• GIVEN REQUEST: Determine how many lines in these records hold "группа". Only the number is wanted.

═════ RECORDS

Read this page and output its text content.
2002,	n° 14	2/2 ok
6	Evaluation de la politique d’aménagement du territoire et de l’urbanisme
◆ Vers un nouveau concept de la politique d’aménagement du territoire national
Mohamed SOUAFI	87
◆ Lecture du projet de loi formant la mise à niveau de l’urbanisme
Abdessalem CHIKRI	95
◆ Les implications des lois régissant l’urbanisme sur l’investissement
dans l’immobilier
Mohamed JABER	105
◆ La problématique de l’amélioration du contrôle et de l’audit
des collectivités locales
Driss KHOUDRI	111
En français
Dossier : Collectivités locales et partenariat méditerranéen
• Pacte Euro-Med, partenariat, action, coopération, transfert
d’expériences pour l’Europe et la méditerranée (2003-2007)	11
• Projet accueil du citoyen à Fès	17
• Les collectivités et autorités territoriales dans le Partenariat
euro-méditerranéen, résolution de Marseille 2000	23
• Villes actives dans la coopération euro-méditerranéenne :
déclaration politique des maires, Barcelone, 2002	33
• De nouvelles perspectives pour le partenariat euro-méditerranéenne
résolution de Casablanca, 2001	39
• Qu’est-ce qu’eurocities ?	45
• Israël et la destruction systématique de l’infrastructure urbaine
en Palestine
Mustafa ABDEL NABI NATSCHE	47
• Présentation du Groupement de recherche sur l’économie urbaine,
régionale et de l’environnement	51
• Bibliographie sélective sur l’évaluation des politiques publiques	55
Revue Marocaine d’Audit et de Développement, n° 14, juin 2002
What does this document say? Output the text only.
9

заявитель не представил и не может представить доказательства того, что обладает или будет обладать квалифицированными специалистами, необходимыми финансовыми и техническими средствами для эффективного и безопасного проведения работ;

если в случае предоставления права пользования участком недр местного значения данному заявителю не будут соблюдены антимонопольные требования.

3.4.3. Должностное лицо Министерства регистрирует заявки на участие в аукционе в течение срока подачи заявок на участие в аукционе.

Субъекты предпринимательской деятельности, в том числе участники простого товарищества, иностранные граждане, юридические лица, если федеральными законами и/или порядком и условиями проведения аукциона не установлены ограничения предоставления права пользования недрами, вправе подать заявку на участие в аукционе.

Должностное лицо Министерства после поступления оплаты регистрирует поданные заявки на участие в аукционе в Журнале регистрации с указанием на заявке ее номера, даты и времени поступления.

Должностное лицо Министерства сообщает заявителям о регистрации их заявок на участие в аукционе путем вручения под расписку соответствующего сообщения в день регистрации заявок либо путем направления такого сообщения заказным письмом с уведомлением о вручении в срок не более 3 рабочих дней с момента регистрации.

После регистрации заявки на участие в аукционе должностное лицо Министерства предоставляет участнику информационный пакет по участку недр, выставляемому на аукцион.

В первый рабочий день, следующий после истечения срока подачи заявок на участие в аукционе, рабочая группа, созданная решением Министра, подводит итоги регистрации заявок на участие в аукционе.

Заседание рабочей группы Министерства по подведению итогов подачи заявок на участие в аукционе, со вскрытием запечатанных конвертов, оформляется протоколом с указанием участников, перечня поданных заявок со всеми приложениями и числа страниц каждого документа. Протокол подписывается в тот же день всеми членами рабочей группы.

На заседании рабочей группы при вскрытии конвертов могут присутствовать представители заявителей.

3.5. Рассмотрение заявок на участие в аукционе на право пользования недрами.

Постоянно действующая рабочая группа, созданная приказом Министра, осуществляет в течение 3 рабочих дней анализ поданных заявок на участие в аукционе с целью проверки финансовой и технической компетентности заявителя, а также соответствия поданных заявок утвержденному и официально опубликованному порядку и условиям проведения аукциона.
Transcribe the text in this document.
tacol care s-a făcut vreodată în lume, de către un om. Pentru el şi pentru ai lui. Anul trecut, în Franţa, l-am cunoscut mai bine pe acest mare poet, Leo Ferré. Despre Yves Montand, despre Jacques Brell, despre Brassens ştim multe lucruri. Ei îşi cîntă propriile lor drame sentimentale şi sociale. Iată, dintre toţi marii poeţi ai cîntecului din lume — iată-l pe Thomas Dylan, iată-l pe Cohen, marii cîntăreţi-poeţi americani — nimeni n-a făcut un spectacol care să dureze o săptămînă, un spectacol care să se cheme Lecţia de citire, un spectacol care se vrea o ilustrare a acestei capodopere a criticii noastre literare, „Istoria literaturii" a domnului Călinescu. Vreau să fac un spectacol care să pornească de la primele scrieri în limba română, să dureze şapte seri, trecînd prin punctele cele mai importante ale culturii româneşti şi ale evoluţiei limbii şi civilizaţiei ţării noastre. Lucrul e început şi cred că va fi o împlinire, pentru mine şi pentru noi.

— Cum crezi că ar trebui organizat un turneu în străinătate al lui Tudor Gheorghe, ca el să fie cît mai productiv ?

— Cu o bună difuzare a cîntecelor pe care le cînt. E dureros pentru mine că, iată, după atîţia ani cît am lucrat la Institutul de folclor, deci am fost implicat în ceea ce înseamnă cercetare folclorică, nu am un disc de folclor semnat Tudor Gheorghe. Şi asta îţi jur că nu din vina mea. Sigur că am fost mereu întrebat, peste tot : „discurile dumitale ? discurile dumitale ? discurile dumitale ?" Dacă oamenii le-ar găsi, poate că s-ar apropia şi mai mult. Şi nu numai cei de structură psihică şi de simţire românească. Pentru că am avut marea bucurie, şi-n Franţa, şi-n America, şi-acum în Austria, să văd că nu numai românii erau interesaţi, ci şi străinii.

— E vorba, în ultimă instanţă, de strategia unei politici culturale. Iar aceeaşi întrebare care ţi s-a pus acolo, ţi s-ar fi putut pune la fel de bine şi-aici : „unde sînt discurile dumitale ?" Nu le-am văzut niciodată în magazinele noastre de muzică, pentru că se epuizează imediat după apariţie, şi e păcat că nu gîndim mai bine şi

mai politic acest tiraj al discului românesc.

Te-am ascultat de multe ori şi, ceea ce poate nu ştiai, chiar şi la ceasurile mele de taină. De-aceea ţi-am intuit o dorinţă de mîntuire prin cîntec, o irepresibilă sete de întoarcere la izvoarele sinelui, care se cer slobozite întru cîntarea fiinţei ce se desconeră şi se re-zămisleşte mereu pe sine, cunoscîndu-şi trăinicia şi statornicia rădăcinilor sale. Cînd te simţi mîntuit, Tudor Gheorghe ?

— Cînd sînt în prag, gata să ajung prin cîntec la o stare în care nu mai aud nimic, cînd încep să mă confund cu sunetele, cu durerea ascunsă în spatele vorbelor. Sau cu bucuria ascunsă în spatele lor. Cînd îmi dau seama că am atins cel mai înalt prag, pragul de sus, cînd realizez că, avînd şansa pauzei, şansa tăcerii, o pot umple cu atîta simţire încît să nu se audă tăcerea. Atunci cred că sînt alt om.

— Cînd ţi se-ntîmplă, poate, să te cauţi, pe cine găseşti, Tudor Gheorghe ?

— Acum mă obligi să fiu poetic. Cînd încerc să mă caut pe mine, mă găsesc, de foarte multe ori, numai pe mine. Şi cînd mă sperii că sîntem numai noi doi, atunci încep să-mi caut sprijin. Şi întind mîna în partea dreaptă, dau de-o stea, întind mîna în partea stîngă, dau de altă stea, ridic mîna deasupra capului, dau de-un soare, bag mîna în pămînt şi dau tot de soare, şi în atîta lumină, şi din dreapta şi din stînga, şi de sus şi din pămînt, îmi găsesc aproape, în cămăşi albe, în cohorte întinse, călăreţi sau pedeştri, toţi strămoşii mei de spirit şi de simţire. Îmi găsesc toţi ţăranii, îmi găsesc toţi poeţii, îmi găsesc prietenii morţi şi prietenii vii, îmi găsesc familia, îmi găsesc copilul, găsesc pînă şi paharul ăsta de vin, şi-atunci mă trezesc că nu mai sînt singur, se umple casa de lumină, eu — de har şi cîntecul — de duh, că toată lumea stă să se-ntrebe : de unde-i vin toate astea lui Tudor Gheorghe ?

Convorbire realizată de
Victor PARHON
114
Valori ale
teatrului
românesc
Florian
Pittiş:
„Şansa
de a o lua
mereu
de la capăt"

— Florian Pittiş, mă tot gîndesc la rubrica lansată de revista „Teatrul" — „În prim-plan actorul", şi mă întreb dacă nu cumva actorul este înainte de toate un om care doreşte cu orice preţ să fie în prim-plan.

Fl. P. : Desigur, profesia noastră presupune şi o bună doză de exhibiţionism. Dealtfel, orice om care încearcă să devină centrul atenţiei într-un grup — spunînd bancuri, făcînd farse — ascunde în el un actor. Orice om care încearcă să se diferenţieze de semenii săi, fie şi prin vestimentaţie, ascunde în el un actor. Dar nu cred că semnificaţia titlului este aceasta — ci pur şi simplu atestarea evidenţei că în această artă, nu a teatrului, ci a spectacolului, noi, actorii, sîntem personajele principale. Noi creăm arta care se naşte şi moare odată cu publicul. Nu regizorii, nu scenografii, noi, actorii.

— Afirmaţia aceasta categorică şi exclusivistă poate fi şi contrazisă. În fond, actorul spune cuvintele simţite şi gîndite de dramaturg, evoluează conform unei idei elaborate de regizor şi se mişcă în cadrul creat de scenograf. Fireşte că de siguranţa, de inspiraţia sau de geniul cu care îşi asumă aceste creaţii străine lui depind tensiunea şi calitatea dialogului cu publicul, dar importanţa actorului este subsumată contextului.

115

══════════

• WRITTEN RESPONSE: 2